• **Dokument źródłowy**:
▬▬▬

-
61. Data: 2011-06-11 20:39:55
Temat: Re: Vectra ciag dalszy - badziew nad badziewy
Od: Łukasz Jagiełło <L...@p...in.heaven>
Dnia 11.06.2011 Paweł <j...@n...doczekal> napisał/a:
>>>>> W "bezpiecznej serwerowni" 2 razy straciłem dane. Raz pocztę z pół roku,
>>>>> bo backup przywracali, przywracali i nie przywrócili.
>>> Mówimy o użytkowniku indywidualnym i małych firmach, którzy nie mają
>>> ochoty płacić 1000zł/miesiąc za usługi, których nie potrzebują.
>> no taki miales backup jakie placiles pieniadze zwlaszcza ze zaznaczyles iz
>> go w zasadzie wcale nie potrzebowales. skad wobec tego pretensje?
>
> no czekaj, jak ktoś oferuje backup i go nie potrafi wykonać to jak
> najbardziej mogę mieć pretensje. niezależnie od ceny. nie mogę mieć
> pretensji jak na przykład płaciłem za trzymanie 6 ostatnich wersji, a
> potem zachciało mi się 11. ale nie jak miał być backup a go w ogóle nie ma.
Nie znamy zapisów umowy, więc dyskusja za co klient płacił i jakie
usługi wchodziły w cenę oraz co obejmowały jest dość mocno bez sensu.
--
Pozdrawiam,
Łukasz Jagiełło
-
62. Data: 2011-06-13 06:58:52
Temat: Re: Vectra ciag dalszy - badziew nad badziewy
Od: "Marek Dyjor" <m...@p...onet.pl>
Michoo wrote:
> W dniu 11.06.2011 14:52, Łukasz Jagiełło pisze:
>> Dnia 10.06.2011 Michoo<m...@v...pl> napisał/a:
>>>> większość normalnych małych firm korzyta z hostingu i nie ma
>>>> głupich problemów a jak ma jakies większe wymagania to wynajmie
>>>> serwer wirtualny postawiony w bezpiecznej serwerowni.
>>> W "bezpiecznej serwerowni" 2 razy straciłem dane. Raz pocztę z pół
>>> roku, bo backup przywracali, przywracali i nie przywrócili.
>>
>> Bo backup to się samemu robi,
> Jak na złość, akurat wtedy lokalną kopię skasowałem przy okazji
> porządków na partycjach "bo przecież jest na serwerze i w backupie".
>
>> albo podpisuje tak umowy, żeby firmie
>> hostingującej zależało na tym, co by przypadkowo nigdzie nie
>> wyparował.
> Mówimy o użytkowniku indywidualnym i małych firmach, którzy nie mają
> ochoty płacić 1000zł/miesiąc za usługi, których nie potrzebują.

▬▬▬

• **Zebrane informacje**:
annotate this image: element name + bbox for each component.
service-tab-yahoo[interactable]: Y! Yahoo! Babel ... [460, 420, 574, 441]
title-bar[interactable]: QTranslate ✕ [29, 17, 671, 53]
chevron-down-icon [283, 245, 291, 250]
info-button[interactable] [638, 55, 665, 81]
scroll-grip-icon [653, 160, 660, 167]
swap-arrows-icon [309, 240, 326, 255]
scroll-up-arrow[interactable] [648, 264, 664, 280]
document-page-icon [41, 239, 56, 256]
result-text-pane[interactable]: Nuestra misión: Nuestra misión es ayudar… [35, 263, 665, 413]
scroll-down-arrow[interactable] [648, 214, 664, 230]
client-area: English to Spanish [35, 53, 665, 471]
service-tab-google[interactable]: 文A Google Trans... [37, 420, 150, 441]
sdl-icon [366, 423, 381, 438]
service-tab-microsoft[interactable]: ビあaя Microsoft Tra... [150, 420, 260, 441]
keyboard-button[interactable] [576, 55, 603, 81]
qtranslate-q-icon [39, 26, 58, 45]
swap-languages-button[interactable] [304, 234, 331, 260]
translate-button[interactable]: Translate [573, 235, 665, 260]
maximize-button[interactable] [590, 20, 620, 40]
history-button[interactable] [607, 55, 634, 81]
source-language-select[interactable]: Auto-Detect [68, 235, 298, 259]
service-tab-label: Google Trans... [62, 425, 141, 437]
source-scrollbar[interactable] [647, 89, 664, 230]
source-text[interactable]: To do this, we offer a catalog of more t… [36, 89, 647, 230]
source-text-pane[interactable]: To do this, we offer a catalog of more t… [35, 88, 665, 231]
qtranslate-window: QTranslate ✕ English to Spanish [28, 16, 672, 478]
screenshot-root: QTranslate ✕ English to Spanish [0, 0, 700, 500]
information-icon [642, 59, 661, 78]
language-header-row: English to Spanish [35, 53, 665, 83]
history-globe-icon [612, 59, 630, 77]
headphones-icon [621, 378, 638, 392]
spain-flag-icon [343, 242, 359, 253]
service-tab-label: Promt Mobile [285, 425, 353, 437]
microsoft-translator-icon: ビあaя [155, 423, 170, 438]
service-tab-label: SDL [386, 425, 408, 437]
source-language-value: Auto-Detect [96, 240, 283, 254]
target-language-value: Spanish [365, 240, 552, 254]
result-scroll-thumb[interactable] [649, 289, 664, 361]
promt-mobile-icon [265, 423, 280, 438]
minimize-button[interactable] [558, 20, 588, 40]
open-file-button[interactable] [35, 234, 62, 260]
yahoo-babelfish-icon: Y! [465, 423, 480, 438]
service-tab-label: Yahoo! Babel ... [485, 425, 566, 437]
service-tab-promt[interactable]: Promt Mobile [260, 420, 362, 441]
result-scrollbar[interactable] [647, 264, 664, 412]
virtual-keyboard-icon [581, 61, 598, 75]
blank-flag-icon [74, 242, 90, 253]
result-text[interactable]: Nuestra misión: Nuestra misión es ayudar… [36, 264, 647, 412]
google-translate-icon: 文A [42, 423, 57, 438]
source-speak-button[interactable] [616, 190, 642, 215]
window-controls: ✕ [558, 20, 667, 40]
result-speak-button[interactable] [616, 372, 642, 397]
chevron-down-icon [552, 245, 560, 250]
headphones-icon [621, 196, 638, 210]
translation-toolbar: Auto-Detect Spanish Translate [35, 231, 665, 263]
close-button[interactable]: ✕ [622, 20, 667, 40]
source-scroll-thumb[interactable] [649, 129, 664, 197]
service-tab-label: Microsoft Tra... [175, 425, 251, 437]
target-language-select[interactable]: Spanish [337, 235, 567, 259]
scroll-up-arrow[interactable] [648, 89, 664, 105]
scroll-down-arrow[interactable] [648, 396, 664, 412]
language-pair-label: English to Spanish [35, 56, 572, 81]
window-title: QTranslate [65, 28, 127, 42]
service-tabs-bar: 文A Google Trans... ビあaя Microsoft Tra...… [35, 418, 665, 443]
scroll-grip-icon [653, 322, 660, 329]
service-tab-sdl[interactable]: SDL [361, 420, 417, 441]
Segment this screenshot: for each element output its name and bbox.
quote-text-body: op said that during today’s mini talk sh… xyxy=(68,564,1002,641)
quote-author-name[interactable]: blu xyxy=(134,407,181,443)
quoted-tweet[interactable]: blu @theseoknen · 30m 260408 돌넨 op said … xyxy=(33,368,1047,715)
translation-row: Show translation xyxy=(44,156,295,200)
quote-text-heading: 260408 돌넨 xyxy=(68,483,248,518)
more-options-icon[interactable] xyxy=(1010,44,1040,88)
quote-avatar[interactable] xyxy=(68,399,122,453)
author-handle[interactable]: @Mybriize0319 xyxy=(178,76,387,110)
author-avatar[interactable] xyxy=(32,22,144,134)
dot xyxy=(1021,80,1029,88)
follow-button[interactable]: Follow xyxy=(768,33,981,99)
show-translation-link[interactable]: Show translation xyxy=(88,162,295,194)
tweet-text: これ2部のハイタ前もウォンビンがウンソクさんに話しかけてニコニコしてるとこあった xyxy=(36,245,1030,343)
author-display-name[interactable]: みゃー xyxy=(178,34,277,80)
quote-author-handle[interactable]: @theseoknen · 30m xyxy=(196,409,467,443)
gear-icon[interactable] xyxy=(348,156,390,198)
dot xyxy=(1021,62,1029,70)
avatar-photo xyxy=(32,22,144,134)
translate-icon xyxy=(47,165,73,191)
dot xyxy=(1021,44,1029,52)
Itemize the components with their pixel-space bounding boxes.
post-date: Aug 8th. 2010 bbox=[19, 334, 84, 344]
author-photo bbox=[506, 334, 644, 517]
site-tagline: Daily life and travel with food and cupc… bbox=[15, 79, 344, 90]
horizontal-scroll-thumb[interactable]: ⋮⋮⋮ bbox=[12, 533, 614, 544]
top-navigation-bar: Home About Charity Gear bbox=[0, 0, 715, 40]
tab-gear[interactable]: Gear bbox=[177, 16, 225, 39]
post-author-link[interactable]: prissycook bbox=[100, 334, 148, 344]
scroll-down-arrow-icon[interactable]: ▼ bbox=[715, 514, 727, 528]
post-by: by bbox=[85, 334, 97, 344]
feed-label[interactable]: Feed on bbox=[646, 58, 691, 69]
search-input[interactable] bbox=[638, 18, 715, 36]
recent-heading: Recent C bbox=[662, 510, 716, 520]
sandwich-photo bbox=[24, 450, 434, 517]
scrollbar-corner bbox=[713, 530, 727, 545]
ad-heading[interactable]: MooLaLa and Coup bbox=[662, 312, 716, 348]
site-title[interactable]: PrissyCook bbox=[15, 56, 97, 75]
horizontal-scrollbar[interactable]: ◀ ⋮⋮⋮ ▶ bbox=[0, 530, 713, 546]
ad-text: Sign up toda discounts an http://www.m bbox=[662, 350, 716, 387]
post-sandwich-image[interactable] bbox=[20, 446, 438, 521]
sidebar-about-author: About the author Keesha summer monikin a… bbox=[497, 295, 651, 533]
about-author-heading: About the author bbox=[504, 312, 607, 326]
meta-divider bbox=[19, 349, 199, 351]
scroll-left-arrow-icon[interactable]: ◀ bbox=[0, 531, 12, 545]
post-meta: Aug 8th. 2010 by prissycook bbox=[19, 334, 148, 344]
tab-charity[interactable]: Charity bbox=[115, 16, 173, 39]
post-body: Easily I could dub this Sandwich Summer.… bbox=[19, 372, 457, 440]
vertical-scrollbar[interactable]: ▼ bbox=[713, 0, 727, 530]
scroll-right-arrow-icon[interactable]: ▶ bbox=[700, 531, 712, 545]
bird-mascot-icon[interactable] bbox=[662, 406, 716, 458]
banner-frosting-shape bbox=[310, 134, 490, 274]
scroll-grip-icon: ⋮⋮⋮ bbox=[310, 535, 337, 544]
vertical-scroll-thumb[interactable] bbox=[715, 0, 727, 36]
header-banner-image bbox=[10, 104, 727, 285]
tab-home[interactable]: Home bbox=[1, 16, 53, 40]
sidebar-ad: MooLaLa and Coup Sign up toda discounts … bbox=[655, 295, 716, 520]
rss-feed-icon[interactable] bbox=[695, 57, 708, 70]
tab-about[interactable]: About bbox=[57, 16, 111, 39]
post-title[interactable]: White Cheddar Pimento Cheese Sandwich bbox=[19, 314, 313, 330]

▬▬▬

• **Opis zadania**: Kontynuuj wątek z grupy dyskusyjnej o utraconych danych i kopiach zapasowych, zaczynając od miejsca po ostatnim pokazanym zdaniu.

• **Odpowiedź**:
>
> A już zwłaszcza w sytuacji gdy mają łącze internetowe - te 50 maili i
> kilkaset odsłon dziennie naprawdę może przetworzyć bardziej
> rozbudowany router a jest na miejscu i serwis prostszy. O ile tylko
> dostawca tego specjalnie nie utrudnia.
no to sobie trzeba kupić DSLA albo inne łącze profesjonalne + jakiś zapas na
wszelki słuczaj nawet przez modem UMTS i jazda.
-
63. Data: 2011-06-14 10:14:19
Temat: Re: Vectra ciag dalszy - badziew nad badziewy
Od: Michoo <m...@v...pl>
W dniu 13.06.2011 08:58, Marek Dyjor pisze:
> no to sobie trzeba kupić DSLA albo inne łącze profesjonalne
A co da łącze "profesjonalne" w odróżnieniu od "domowego" poza większym
zyskiem dla dostawcy, skoro to tym samym światłowodem z tej samej
skrzynki w piwnicy biegnie?
> + jakiś
> zapas na wszelki słuczaj nawet przez modem UMTS i jazda.
Aktualnie mamy bardzo fajne łącze (może sumarycznie 2 dni downtime w
roku się uzbiera) - jedyna wada jest taka, że przez ostatnie kilka lat
zmieniła się polityka firmy w kwestii revów i nie chcą zmienić
nieaktualnego na _cokolwiek_ - to momentami utrudnia pracę serwera poczty.
--
Pozdrawiam
Michoo
-
64. Data: 2011-06-14 10:28:06
Temat: Re: Vectra ciag dalszy - badziew nad badziewy
Od: Michoo <m...@v...pl>
W dniu 11.06.2011 21:16, Robert pisze:
>>>> W "bezpiecznej serwerowni" 2 razy straciłem dane. Raz pocztę z pół roku,
>>>> bo backup przywracali, przywracali i nie przywrócili.
>> Mówimy o użytkowniku indywidualnym i małych firmach, którzy nie mają
>> ochoty płacić 1000zł/miesiąc za usługi, których nie potrzebują.
> no taki miales backup jakie placiles pieniadze
Pieniądze nie były specjalnie duże jak za VPS w serwerowni HE, ale
problem wyniknął prawdopodobnie stąd, ze dostawca postanowił przenieść
backupy z osobnej maszyny na TĘ SAMĄ a tamtą przeznaczył na jeszcze
więcej VPSów. A potem nie "user zgubił dane" a padł sprzęt.
> zwlaszcza ze zaznaczyles iz
> go w zasadzie wcale nie potrzebowales. skad wobec tego pretensje?
Backup jest po to, żeby nie był potrzebny przez 99.99% czasu a przydał
się w razie "wypadku".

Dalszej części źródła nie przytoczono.